**Given entries**
_ _ _ _

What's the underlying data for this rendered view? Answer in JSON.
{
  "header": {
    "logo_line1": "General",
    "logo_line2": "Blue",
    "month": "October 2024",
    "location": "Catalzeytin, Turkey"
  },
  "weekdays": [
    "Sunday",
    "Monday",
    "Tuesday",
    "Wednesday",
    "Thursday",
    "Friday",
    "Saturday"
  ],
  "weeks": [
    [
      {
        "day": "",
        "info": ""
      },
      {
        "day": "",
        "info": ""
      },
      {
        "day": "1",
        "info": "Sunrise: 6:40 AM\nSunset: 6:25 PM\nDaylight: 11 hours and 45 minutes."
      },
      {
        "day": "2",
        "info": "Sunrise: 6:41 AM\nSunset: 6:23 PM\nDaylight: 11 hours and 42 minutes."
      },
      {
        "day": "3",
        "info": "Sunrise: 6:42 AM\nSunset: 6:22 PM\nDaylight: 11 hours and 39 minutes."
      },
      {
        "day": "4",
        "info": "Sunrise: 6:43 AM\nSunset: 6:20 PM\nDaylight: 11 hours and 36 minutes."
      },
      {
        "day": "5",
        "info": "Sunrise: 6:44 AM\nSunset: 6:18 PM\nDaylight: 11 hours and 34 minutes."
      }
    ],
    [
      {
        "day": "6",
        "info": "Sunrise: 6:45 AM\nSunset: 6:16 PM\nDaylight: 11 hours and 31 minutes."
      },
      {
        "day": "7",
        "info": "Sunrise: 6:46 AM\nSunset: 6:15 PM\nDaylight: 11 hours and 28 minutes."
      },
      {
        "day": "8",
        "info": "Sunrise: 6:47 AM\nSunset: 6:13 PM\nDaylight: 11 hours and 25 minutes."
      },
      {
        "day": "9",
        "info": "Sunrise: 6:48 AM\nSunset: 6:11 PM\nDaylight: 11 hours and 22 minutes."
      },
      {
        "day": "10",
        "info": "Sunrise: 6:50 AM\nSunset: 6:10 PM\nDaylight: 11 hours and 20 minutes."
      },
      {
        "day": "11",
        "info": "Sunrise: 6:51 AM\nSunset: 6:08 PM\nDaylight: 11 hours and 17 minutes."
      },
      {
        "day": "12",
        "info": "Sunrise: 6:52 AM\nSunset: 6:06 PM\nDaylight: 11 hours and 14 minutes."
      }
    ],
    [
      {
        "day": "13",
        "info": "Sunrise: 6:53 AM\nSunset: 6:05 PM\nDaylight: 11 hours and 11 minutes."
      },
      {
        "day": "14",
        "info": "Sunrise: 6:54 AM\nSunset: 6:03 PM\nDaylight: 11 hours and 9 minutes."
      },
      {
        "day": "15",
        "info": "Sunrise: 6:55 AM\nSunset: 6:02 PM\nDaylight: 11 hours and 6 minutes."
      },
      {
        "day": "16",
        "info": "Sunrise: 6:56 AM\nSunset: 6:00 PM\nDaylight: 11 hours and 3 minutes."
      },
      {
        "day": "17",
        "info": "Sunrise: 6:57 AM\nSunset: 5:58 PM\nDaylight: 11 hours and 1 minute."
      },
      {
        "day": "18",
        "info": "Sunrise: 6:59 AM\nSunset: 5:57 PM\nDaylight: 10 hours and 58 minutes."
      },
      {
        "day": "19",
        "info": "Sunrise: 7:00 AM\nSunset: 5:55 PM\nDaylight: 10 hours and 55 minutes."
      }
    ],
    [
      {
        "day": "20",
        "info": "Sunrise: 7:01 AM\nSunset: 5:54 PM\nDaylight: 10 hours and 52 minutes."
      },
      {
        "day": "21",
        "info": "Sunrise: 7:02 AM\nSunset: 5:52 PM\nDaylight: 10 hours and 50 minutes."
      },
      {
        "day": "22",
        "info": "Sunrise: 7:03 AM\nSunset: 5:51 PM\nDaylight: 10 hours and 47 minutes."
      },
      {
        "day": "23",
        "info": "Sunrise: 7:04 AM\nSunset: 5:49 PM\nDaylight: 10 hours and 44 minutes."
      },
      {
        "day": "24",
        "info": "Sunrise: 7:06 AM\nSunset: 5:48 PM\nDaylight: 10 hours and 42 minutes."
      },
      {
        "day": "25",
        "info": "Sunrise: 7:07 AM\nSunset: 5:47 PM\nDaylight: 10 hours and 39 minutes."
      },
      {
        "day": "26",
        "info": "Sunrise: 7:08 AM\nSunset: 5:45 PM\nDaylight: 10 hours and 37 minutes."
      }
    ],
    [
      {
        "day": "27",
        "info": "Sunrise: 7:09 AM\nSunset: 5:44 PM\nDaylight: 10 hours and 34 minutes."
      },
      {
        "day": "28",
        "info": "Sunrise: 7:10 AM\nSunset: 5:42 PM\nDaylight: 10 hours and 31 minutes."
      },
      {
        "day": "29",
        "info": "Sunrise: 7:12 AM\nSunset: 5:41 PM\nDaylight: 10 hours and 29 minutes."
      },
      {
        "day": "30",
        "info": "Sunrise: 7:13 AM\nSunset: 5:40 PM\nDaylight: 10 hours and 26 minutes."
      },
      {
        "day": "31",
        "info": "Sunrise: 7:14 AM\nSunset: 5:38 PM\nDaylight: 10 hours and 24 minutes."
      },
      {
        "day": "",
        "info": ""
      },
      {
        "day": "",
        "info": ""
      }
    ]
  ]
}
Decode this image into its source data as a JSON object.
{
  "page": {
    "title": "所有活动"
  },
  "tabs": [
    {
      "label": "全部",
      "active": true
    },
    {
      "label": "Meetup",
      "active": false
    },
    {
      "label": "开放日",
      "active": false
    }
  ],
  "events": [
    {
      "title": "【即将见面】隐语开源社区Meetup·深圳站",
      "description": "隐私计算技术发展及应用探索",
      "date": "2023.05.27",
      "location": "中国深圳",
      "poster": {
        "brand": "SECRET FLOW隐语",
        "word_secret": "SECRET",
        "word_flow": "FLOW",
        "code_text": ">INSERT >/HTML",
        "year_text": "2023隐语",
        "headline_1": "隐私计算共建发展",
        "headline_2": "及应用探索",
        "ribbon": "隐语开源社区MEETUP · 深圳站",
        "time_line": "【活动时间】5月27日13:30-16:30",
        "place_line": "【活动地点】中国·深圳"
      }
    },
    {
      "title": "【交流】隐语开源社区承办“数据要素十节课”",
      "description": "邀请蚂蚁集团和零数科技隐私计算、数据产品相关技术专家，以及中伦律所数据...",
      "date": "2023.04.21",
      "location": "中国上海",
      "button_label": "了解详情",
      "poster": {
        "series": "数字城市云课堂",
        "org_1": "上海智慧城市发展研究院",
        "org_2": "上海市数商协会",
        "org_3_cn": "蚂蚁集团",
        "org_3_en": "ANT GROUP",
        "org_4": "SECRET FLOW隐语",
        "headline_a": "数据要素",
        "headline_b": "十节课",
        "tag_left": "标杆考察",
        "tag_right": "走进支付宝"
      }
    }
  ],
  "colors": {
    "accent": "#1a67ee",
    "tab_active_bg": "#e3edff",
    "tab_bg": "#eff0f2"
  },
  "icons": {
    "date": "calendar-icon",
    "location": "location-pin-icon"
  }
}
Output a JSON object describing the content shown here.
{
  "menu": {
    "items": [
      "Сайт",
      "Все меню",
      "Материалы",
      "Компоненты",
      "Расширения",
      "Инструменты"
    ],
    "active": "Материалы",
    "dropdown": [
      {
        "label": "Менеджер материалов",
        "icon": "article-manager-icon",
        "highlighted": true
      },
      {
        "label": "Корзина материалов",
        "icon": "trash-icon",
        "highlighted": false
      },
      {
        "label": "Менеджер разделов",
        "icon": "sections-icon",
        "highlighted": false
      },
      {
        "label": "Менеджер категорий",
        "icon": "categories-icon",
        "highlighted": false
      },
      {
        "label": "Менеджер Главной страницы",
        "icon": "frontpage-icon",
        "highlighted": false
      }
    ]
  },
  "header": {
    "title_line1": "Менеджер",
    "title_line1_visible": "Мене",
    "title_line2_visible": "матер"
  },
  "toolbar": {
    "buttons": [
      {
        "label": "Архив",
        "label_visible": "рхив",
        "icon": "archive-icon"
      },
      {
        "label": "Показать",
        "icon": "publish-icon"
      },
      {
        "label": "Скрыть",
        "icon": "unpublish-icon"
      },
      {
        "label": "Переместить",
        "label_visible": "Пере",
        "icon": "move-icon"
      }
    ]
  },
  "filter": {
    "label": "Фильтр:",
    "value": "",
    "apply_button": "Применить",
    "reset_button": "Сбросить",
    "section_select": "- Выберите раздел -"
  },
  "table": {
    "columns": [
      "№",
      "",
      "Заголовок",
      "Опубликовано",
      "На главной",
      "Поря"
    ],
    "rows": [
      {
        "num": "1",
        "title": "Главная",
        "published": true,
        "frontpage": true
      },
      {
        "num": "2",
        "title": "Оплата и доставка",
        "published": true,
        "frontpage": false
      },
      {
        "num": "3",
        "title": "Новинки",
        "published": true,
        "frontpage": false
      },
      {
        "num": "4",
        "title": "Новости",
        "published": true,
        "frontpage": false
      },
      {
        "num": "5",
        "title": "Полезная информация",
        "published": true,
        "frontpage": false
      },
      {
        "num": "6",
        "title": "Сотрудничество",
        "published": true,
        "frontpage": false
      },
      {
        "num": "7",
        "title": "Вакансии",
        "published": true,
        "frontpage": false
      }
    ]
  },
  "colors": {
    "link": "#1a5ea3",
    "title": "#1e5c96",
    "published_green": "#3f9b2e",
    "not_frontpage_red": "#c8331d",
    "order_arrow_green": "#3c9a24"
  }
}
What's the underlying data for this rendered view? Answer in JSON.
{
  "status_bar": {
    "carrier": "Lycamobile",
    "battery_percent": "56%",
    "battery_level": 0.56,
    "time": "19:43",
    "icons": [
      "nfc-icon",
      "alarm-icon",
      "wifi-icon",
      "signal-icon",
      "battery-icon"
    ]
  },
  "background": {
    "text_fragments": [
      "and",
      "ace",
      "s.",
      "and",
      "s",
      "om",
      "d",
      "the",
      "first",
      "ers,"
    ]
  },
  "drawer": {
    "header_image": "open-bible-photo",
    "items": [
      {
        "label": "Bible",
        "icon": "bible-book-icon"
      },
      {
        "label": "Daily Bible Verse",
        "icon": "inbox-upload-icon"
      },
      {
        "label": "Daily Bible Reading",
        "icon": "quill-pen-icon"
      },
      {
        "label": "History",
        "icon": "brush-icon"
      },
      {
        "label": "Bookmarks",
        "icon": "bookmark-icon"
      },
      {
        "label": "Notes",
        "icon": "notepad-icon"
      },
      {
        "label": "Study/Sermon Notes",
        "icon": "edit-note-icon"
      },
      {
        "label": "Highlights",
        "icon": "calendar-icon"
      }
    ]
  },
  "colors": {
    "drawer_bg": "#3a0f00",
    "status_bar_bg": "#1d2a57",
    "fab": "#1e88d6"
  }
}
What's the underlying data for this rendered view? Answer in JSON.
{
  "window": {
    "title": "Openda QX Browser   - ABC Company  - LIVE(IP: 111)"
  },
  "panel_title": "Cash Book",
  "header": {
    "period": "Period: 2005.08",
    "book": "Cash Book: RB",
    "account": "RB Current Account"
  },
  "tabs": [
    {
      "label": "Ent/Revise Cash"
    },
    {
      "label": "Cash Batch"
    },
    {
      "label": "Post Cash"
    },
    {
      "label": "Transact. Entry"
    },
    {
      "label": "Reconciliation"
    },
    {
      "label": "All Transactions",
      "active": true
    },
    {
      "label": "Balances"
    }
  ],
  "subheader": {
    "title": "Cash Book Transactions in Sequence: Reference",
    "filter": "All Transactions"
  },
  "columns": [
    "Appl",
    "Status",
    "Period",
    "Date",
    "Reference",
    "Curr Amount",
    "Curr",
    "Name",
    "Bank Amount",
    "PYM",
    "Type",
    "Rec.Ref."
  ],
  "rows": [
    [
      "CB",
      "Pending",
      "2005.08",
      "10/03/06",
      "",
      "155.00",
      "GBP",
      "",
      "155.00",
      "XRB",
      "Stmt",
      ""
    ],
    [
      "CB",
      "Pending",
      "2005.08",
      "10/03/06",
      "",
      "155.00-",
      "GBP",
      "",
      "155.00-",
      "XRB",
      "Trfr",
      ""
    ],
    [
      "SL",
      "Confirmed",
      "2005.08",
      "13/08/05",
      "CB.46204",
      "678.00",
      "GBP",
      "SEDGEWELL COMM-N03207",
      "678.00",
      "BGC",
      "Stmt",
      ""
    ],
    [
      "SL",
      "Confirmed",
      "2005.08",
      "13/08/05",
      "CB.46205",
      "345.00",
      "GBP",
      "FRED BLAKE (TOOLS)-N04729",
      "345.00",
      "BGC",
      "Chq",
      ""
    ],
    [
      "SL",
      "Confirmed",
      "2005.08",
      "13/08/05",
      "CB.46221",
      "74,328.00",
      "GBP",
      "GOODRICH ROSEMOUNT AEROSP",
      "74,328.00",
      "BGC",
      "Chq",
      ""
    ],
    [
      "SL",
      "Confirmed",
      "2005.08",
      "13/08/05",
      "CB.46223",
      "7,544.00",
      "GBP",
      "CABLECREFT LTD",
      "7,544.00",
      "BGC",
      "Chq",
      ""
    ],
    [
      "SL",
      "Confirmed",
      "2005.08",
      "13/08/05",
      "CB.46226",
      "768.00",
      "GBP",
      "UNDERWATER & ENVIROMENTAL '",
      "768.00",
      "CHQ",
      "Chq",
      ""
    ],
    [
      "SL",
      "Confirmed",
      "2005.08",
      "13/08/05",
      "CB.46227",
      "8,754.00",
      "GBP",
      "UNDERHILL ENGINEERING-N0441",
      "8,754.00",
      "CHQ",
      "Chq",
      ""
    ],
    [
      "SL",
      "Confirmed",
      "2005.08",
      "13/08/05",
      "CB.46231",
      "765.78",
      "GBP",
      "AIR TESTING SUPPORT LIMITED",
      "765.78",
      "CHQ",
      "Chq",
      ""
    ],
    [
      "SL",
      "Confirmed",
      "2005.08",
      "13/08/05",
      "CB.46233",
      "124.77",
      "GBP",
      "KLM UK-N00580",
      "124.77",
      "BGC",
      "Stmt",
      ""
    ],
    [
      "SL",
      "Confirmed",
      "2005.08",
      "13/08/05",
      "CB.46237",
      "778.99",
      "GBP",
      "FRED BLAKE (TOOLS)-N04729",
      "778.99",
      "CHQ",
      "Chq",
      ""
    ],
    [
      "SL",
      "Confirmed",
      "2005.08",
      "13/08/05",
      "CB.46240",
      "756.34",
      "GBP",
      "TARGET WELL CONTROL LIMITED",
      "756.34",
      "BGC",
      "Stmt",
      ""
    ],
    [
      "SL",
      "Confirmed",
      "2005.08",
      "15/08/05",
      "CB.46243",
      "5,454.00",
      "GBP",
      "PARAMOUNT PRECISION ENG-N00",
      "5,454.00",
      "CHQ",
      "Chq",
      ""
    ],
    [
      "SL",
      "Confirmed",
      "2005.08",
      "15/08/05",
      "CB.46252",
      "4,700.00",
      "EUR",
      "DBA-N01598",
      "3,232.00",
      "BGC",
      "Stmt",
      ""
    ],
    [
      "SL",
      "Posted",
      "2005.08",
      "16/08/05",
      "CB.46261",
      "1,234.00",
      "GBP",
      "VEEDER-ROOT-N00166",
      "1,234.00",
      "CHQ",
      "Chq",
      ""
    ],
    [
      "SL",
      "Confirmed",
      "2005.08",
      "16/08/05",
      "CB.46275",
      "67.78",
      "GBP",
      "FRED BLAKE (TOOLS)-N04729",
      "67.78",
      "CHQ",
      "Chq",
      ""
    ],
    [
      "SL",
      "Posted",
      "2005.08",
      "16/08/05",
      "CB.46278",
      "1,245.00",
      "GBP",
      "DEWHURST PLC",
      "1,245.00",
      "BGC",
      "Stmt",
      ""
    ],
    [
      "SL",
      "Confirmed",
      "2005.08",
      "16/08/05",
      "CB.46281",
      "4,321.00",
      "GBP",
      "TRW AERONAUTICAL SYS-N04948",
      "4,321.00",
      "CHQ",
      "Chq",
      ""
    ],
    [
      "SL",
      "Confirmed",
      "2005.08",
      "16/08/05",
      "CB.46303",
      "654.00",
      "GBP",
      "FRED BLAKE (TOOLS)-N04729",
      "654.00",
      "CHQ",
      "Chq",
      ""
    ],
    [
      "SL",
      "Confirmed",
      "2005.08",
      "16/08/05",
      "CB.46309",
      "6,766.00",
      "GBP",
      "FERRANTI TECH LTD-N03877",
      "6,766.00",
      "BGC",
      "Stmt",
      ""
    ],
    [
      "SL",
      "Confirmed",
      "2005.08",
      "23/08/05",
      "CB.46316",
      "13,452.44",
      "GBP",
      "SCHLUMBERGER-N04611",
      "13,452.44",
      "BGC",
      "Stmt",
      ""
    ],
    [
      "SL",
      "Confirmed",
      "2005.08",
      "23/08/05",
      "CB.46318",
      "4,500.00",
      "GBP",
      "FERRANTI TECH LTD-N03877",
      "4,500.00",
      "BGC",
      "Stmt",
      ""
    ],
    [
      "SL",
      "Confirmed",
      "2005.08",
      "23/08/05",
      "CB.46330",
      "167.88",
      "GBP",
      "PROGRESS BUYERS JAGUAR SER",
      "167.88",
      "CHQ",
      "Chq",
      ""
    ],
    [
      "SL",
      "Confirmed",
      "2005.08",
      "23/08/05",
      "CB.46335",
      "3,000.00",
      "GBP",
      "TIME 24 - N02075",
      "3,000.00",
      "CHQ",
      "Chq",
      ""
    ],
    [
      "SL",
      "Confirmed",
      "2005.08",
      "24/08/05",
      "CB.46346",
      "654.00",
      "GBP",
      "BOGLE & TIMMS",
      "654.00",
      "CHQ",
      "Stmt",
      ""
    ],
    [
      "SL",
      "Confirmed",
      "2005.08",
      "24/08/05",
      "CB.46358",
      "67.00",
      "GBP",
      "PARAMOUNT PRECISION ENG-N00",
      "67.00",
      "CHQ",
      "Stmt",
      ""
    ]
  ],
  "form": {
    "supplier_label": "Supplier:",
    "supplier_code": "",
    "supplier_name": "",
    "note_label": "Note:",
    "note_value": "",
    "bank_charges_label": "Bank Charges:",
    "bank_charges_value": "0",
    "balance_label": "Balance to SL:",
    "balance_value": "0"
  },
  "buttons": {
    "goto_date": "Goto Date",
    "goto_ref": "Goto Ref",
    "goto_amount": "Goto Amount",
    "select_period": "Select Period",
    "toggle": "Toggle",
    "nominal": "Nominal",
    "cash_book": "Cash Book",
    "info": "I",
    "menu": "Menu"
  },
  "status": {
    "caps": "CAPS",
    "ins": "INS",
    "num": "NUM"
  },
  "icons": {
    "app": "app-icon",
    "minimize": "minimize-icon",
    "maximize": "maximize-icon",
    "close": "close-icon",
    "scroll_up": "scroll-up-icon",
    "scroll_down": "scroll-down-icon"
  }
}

_ _ _ _

**What you are asked to do**
Of all the lines in the listing above, how many include "calendar"? Write only the number.

**Response below**
2